Pull every "index" line out of the data below.

>> BEGIN Information shown

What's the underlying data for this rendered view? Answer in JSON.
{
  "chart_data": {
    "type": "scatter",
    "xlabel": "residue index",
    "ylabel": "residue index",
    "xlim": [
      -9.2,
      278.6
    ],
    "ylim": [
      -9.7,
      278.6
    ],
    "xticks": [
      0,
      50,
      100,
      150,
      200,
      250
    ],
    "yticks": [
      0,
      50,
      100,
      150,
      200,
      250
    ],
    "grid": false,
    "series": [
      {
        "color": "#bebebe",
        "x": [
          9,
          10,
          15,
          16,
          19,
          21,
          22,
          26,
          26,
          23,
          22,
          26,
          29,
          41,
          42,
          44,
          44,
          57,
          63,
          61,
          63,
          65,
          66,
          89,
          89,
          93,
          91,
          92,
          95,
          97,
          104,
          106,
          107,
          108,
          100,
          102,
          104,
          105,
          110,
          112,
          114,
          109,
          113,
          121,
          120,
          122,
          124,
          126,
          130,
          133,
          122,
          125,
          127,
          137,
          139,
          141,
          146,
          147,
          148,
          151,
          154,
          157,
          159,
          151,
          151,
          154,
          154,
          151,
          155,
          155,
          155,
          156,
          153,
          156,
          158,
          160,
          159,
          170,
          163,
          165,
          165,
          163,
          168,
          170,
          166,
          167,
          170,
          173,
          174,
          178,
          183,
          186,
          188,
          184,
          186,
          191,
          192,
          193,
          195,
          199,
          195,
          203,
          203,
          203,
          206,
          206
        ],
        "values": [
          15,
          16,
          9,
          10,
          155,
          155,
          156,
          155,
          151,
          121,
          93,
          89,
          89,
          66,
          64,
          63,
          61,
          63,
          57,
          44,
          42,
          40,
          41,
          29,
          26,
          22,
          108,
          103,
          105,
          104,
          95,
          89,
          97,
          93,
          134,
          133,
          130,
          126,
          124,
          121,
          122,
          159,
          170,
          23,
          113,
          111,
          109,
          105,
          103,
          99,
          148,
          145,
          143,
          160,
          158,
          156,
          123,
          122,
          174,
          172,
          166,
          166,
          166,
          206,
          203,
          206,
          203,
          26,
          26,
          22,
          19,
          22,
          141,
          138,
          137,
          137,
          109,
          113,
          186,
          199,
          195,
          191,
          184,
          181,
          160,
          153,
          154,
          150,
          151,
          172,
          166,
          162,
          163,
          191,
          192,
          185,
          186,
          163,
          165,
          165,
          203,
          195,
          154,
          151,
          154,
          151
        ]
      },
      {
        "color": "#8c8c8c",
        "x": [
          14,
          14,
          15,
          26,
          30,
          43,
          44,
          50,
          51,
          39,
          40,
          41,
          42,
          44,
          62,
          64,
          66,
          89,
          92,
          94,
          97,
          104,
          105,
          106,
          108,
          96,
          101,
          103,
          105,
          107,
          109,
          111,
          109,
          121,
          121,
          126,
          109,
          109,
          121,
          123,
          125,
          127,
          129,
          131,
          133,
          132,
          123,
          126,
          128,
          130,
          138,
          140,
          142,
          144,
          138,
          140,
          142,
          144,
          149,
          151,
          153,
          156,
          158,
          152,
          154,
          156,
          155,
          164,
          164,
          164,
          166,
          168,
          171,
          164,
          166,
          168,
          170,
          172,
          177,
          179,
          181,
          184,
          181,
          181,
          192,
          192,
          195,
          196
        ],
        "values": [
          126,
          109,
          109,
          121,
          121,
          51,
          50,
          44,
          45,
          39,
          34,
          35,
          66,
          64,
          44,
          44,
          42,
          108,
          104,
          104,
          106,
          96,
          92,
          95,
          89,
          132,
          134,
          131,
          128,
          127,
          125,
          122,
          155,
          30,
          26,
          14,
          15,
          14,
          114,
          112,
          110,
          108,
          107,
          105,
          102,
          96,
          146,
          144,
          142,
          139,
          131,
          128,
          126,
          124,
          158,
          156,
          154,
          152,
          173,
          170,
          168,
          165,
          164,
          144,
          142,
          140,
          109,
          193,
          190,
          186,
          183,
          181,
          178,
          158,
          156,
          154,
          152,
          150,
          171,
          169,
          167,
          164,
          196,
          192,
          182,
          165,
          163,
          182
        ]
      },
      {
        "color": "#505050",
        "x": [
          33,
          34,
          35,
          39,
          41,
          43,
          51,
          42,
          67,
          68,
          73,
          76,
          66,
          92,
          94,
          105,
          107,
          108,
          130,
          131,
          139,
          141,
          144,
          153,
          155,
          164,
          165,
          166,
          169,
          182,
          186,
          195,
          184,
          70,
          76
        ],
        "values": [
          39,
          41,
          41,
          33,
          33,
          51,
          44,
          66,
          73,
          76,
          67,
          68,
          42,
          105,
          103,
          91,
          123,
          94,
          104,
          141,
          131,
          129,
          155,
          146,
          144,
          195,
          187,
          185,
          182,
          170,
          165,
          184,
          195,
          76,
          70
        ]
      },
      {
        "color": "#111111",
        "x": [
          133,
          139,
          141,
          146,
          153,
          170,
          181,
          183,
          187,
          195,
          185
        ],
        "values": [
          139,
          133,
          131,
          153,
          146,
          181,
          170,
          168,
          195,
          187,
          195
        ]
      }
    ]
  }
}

>> END Information shown

Problem solution |
    "xlabel": "residue index",
    "ylabel": "residue index",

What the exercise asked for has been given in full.